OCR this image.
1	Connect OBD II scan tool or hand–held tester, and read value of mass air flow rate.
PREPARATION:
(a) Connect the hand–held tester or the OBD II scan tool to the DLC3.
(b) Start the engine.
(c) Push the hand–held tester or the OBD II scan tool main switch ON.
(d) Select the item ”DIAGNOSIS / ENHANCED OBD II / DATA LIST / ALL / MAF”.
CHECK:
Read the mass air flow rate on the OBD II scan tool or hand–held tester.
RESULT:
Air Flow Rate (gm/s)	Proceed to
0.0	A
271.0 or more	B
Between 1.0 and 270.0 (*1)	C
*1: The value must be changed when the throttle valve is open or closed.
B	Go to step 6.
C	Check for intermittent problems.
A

+ + +

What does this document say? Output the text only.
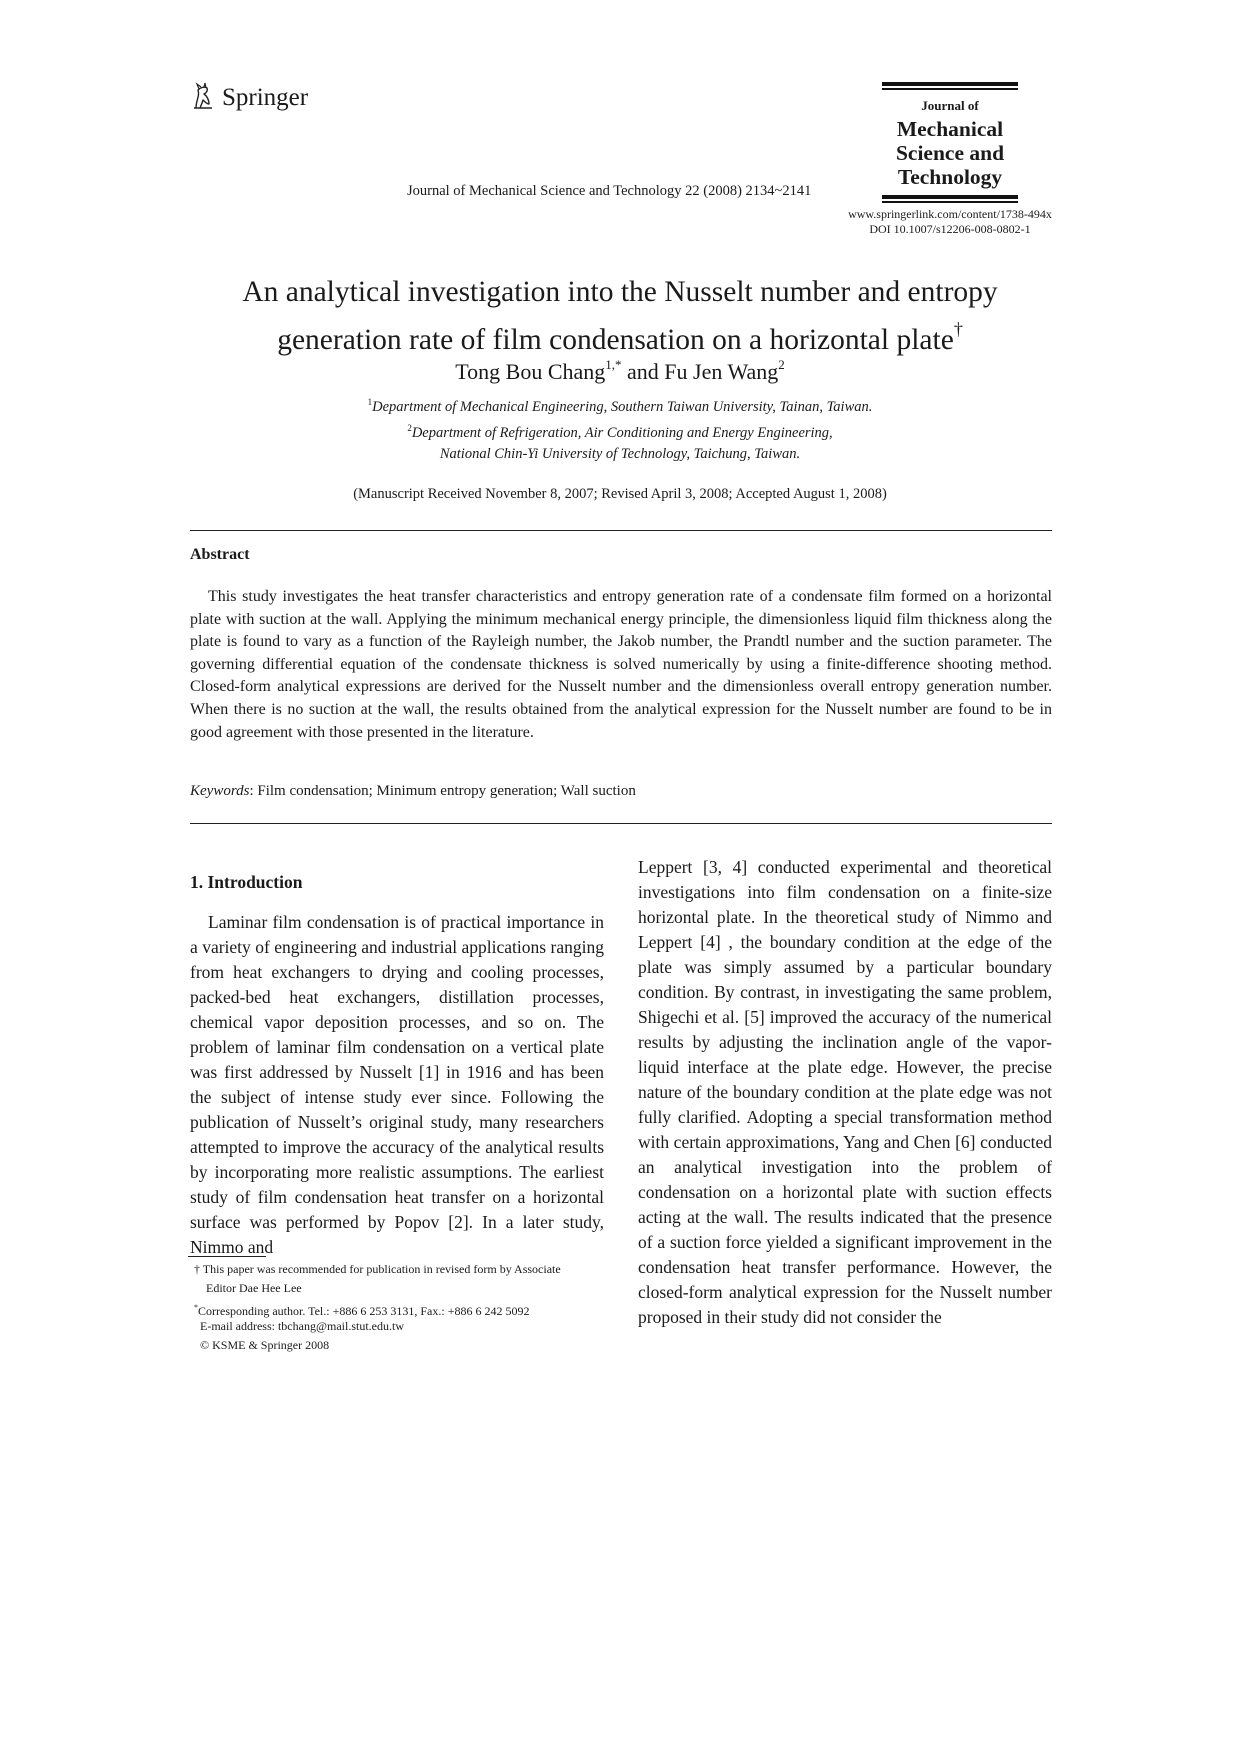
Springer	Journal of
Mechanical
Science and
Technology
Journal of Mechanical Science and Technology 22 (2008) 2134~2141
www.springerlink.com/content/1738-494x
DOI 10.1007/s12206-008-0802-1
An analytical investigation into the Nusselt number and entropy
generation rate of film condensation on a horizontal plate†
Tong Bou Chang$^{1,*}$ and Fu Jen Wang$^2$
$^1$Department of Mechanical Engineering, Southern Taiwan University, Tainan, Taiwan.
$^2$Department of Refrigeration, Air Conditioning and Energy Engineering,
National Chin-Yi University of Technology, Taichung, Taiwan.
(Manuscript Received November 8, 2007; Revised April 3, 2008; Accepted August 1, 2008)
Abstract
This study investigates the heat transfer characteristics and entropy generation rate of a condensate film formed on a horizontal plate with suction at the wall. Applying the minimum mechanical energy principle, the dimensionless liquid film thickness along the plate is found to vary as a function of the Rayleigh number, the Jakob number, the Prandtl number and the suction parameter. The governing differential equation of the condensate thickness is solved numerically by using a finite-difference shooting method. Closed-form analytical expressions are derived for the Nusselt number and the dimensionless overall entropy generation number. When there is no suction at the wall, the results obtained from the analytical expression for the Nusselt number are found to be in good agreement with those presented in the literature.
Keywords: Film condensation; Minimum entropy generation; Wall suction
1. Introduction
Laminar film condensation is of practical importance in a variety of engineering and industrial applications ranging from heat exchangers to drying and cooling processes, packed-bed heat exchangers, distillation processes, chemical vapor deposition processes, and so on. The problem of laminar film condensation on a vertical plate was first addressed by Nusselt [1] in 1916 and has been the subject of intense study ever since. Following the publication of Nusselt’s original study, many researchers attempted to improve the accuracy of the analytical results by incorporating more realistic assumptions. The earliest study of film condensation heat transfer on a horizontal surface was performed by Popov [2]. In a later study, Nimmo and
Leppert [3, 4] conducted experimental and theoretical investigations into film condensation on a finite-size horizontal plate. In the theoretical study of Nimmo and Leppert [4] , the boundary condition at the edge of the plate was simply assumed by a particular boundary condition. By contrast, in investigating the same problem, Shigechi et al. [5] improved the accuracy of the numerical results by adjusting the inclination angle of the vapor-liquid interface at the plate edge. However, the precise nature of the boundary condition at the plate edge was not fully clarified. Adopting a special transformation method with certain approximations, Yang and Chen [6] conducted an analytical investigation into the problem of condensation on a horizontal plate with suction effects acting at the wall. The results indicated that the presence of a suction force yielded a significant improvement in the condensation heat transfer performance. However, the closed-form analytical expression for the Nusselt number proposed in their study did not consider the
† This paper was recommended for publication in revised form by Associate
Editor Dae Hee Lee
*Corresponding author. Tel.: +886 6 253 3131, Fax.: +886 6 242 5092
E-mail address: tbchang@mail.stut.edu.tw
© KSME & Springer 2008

+ + +

The answer is the number of lines in the preceding material that hold "hand"; write that number and nothing else.

## FINISHED ANSWER
4